List each line in which the string "unicorn" appears.
··· Provided entries ···
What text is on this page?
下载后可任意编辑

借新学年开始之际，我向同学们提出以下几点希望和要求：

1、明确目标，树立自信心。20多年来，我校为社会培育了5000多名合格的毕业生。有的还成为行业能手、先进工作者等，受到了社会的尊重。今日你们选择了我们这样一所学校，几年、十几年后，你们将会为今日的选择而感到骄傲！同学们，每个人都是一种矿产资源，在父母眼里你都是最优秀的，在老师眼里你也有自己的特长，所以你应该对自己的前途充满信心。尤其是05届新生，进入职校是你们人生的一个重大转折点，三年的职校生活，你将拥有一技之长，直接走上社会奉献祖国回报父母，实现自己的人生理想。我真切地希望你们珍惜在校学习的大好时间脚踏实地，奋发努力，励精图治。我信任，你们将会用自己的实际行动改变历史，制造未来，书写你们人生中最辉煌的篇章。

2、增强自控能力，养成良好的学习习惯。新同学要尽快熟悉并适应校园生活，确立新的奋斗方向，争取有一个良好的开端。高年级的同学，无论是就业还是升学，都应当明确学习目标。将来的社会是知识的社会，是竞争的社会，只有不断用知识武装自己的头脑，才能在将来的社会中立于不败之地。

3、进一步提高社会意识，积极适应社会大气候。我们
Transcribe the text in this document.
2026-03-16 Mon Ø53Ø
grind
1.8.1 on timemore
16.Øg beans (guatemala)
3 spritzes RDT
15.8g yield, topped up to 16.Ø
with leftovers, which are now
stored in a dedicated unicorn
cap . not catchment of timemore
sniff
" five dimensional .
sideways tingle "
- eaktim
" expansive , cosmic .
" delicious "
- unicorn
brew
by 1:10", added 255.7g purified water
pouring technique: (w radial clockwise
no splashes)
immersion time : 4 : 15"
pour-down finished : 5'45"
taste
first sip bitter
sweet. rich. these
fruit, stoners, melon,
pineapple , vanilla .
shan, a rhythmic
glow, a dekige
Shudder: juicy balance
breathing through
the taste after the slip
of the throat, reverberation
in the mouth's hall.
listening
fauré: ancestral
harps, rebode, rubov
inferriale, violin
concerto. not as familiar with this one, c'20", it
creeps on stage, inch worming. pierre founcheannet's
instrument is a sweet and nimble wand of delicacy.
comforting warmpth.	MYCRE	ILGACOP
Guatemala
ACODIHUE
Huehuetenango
···
◆ Solution ◆
stored in a dedicated unicorn
- unicorn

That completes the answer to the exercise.